-- START --

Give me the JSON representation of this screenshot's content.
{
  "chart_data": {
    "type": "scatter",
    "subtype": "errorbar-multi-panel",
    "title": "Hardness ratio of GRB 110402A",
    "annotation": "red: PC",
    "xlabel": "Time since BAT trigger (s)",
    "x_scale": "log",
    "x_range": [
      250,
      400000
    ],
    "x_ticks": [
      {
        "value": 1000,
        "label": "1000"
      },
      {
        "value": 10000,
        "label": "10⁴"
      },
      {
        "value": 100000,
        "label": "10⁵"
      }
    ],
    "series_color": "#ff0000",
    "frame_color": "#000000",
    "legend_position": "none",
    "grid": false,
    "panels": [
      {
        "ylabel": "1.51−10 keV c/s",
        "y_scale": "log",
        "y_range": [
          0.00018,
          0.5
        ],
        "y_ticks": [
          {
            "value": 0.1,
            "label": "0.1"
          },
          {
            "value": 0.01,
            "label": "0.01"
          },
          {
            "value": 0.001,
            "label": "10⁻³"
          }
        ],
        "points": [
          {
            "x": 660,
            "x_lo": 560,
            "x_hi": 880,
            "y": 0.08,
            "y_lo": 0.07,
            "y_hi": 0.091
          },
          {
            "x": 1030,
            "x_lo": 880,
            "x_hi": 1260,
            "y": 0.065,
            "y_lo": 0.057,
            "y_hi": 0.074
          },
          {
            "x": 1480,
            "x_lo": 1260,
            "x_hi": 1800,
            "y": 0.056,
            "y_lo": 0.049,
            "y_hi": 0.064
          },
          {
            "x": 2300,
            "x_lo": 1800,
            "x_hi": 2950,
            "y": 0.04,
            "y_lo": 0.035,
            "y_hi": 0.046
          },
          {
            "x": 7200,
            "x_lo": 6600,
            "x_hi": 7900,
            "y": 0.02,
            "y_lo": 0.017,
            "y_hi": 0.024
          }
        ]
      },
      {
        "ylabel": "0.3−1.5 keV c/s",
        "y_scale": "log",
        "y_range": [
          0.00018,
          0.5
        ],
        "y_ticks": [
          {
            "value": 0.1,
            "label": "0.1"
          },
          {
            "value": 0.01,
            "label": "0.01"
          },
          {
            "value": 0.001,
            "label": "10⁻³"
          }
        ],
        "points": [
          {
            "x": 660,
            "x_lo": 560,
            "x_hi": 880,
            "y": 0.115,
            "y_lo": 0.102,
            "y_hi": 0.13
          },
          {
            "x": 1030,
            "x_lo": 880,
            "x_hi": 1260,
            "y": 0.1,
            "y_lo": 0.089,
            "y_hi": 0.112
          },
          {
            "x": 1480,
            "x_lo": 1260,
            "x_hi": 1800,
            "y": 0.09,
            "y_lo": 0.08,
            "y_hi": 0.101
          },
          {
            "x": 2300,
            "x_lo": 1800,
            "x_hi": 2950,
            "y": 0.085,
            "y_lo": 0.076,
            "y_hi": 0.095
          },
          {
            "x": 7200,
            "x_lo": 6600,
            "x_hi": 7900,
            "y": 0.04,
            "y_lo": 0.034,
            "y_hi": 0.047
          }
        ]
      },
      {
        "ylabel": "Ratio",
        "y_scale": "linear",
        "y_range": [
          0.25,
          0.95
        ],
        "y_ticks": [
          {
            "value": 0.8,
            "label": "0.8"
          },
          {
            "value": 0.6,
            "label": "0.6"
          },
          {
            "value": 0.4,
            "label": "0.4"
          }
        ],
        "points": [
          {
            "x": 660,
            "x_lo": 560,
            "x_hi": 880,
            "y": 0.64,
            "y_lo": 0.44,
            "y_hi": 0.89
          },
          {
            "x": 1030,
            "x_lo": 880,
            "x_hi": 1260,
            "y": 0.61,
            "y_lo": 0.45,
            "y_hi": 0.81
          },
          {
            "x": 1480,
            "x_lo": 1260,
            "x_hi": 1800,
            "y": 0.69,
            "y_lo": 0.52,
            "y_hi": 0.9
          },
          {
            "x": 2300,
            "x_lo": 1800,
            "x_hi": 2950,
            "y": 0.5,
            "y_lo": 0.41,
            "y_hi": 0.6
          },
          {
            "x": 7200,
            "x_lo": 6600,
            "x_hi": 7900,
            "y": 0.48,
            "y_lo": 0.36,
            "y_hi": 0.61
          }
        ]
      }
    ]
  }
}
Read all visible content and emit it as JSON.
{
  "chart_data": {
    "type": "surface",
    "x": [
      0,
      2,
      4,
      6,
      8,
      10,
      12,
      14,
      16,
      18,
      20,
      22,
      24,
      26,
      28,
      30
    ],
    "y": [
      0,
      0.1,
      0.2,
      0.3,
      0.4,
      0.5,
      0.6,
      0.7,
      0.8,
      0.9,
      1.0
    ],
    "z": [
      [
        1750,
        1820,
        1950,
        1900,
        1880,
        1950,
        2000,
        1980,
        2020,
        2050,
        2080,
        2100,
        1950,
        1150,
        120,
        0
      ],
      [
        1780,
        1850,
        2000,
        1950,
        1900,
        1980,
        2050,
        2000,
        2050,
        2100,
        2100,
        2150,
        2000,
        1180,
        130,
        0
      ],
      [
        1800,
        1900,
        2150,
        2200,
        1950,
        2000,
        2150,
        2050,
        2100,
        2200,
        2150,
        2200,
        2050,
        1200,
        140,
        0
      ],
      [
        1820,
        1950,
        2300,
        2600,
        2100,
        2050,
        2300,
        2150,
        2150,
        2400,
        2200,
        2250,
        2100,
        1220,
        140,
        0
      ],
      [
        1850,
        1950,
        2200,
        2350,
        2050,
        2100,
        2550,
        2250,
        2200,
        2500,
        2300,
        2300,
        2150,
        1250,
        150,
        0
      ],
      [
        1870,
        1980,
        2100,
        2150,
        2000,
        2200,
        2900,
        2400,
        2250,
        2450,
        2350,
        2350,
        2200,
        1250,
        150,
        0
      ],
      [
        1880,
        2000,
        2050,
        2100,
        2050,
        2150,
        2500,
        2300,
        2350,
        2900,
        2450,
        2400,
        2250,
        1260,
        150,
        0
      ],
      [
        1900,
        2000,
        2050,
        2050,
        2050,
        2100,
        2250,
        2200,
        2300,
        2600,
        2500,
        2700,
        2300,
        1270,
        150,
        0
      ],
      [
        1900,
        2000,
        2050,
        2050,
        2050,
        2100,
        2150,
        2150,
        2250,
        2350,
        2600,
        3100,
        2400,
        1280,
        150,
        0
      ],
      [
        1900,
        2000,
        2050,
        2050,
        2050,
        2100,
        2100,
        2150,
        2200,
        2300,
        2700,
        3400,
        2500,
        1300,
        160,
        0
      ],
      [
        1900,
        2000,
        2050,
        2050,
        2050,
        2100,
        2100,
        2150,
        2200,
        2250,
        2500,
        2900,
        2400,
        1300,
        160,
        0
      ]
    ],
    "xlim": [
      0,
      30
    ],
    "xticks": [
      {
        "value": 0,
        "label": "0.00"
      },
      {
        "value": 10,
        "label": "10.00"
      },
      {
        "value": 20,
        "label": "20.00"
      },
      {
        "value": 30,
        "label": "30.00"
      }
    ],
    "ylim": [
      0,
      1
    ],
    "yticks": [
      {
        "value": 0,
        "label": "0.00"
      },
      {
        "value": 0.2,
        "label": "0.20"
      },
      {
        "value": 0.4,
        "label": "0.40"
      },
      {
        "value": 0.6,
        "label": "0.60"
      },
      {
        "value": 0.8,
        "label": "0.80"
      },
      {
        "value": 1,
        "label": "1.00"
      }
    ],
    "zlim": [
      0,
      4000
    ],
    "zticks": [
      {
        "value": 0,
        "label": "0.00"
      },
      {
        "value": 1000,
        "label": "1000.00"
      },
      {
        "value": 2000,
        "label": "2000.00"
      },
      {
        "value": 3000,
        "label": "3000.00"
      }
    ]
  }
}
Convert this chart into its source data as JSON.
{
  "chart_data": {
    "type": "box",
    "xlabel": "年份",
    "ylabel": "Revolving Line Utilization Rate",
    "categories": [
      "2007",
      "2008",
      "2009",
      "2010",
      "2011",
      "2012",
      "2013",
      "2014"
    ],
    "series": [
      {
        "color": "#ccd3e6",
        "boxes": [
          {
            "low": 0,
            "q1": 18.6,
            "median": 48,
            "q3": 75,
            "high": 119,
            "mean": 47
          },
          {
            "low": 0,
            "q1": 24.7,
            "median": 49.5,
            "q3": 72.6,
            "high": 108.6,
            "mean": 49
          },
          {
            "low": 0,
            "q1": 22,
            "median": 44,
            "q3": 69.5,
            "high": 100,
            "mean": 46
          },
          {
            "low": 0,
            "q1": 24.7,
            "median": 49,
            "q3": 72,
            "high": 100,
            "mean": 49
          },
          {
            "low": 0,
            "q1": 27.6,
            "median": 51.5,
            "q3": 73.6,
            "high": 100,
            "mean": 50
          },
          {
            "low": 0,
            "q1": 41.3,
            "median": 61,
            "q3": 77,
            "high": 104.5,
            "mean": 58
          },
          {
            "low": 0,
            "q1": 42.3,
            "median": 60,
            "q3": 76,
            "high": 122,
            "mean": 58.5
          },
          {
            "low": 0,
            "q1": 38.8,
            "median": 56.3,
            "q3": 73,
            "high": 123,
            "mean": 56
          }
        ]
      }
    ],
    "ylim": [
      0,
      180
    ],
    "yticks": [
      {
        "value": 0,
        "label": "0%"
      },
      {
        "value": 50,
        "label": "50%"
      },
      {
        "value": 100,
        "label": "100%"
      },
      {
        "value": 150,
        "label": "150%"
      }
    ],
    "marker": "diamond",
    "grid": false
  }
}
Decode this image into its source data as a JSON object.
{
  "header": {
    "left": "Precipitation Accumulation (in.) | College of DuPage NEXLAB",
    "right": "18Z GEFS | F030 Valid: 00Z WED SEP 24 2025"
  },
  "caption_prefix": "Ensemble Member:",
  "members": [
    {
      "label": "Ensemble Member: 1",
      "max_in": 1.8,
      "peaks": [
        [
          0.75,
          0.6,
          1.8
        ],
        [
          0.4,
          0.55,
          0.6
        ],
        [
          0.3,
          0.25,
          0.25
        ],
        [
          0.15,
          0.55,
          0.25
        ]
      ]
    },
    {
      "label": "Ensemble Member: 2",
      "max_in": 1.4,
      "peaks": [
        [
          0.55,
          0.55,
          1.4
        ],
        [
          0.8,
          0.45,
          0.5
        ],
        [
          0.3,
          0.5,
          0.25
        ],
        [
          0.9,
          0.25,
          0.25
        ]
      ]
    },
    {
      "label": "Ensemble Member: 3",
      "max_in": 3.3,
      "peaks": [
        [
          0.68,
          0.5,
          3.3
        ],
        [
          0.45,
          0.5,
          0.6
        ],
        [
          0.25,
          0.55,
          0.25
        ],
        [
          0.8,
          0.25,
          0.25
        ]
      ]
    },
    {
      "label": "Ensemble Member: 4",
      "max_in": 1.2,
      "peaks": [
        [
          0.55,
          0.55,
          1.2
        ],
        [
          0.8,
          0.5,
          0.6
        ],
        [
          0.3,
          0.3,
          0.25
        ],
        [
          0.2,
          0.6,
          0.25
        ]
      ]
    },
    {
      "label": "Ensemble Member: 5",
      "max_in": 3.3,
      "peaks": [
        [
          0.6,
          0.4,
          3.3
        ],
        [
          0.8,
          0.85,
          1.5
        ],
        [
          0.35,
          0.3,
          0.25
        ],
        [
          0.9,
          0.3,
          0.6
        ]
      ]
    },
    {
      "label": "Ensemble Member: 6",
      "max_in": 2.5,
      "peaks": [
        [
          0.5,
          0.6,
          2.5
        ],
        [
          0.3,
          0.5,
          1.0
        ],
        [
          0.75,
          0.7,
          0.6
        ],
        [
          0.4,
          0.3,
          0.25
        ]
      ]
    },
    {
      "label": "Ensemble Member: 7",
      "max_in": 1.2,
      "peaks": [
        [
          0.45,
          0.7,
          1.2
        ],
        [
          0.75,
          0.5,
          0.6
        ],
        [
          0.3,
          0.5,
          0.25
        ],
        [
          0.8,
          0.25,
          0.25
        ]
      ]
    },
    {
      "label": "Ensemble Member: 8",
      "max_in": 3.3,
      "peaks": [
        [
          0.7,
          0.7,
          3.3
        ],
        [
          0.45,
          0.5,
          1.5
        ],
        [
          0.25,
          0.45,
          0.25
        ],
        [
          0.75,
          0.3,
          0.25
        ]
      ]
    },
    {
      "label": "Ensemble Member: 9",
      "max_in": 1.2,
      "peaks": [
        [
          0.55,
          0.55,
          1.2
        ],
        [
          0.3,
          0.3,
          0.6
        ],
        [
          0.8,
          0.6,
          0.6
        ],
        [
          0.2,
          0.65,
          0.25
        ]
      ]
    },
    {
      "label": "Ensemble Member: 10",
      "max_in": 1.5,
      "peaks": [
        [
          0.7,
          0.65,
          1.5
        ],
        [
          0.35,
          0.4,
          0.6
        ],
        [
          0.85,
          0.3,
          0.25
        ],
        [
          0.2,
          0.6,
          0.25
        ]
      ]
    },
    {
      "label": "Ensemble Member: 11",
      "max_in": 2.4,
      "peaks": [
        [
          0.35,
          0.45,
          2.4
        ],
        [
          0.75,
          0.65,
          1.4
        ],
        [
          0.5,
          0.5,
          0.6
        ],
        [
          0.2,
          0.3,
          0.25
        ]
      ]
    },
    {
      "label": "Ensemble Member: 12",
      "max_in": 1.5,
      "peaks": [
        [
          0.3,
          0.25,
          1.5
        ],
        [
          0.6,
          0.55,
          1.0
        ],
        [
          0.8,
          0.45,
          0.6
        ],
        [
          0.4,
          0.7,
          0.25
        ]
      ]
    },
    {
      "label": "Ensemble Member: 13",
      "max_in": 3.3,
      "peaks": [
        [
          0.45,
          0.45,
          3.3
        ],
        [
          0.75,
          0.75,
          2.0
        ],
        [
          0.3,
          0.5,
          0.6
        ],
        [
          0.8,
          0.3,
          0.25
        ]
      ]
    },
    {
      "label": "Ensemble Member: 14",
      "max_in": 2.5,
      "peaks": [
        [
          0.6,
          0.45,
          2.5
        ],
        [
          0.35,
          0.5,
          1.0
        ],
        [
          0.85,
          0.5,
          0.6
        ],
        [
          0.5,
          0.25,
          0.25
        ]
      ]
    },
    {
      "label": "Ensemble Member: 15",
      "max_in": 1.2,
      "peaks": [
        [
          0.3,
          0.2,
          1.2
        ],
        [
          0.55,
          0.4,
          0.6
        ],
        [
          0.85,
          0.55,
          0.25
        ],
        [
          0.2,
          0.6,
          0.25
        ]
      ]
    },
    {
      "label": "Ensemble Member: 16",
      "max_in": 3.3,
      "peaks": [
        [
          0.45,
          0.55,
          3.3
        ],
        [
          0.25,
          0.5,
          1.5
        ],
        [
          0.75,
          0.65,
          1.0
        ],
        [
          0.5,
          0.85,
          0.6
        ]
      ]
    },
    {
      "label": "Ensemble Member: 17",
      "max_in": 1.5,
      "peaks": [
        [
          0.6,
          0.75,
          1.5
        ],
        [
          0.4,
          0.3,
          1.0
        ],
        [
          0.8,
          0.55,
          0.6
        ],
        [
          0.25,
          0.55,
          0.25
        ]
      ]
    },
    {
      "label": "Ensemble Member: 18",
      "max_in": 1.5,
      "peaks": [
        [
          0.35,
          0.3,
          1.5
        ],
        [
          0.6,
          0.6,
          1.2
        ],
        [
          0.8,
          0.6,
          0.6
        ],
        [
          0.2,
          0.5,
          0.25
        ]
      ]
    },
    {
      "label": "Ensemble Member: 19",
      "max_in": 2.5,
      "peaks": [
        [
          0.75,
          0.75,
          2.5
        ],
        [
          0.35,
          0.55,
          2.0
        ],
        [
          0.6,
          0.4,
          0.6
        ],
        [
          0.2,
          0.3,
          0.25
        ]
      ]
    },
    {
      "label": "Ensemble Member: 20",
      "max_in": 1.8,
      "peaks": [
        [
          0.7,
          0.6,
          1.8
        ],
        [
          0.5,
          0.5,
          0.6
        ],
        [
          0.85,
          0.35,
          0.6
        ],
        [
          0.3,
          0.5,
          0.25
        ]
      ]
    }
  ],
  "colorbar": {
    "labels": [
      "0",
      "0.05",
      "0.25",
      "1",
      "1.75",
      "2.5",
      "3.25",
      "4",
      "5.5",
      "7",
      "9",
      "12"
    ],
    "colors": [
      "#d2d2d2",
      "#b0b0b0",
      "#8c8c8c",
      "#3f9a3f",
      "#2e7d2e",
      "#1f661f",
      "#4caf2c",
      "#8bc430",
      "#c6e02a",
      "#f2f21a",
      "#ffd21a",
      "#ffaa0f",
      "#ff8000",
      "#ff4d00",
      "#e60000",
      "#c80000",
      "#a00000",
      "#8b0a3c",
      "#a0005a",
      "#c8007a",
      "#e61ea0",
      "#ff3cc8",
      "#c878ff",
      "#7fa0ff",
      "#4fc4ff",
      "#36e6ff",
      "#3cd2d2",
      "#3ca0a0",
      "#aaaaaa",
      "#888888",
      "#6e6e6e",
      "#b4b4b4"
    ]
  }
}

-- END --

» SET EXERCISE: Check each line above for the string "high", then copy the ones that have it.

» CORRECT OUTPUT:
            "high": 119,
            "high": 108.6,
            "high": 100,
            "high": 100,
            "high": 100,
            "high": 104.5,
            "high": 122,
            "high": 123,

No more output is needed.